Stored entries:
** Start **
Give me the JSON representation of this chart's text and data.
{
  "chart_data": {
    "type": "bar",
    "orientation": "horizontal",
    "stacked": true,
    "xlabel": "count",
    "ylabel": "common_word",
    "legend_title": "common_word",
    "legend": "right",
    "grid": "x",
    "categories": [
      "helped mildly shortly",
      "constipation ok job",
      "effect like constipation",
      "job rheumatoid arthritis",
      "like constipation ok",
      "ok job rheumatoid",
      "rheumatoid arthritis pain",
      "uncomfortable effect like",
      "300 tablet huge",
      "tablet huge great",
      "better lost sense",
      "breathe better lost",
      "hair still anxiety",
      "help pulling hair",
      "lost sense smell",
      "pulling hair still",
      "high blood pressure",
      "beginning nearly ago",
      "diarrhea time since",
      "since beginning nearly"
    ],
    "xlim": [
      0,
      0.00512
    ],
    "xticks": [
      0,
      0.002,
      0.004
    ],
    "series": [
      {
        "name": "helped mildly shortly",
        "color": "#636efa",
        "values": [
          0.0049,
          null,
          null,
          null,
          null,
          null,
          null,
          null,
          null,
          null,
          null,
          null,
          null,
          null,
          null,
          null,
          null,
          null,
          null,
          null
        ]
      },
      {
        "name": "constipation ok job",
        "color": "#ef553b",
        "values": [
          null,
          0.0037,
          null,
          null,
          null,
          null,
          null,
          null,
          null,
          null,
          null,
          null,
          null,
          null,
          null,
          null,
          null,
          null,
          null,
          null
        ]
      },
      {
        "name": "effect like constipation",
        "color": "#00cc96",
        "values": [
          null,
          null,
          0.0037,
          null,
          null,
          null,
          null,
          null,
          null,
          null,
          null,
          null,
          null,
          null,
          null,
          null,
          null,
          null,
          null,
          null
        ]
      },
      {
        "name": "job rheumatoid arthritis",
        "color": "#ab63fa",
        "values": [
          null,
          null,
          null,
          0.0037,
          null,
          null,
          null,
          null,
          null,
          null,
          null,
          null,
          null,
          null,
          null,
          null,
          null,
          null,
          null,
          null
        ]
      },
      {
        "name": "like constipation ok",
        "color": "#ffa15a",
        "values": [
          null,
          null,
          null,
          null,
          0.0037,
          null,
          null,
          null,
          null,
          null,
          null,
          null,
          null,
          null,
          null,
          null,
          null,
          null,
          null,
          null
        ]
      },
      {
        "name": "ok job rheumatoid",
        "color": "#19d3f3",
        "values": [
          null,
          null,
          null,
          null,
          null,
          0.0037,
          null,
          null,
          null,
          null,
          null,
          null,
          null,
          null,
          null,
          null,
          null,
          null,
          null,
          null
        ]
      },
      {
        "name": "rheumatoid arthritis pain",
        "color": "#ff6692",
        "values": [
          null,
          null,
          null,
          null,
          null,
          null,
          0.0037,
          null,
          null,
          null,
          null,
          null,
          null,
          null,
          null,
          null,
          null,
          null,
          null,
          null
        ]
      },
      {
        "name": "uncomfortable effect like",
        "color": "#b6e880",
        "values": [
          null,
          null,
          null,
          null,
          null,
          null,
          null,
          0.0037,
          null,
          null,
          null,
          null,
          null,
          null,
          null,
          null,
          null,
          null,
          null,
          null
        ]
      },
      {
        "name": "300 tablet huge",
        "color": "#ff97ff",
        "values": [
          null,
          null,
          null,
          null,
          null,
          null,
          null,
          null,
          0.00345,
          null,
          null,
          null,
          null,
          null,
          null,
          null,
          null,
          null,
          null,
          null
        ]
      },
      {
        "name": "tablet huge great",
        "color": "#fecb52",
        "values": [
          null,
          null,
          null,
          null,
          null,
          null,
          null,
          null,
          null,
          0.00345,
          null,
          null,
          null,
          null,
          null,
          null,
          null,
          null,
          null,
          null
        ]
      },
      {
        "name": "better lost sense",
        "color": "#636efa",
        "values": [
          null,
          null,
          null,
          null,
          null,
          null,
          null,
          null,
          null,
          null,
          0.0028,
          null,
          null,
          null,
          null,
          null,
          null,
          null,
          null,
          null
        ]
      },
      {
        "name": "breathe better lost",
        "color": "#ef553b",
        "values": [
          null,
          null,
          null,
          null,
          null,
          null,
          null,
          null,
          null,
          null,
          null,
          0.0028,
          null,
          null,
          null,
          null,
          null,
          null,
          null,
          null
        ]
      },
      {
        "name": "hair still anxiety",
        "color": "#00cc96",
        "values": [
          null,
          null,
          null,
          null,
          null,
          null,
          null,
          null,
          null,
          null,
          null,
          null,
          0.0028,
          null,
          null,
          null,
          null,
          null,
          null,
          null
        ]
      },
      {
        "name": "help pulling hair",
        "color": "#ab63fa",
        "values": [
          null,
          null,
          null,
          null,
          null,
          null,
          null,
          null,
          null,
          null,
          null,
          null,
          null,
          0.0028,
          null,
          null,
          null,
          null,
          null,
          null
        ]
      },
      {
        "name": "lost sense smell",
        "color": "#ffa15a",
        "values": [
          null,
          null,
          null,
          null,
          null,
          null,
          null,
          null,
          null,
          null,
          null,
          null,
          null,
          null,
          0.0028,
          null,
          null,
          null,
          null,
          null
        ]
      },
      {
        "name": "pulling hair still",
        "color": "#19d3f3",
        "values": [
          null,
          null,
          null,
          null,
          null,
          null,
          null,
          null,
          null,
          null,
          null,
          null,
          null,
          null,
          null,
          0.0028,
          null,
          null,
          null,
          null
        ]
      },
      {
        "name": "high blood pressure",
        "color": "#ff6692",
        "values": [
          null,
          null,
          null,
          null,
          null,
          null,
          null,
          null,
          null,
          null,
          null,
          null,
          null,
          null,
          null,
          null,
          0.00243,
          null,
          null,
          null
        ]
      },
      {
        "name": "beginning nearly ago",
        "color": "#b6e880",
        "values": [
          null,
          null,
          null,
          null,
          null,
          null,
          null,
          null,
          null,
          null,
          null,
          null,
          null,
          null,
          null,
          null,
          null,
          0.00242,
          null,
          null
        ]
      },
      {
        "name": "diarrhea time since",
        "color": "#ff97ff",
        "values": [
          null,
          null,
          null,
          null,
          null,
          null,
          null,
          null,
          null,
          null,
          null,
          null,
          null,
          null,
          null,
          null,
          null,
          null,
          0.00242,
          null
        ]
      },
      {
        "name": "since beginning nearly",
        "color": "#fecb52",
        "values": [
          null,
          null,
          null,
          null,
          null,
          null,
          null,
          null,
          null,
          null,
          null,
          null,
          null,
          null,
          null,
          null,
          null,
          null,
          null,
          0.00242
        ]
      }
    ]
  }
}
** End **
▸ **The task**
Count every line above that holds the word "shortly", and state the number and nothing more.

▸ **Reply**
2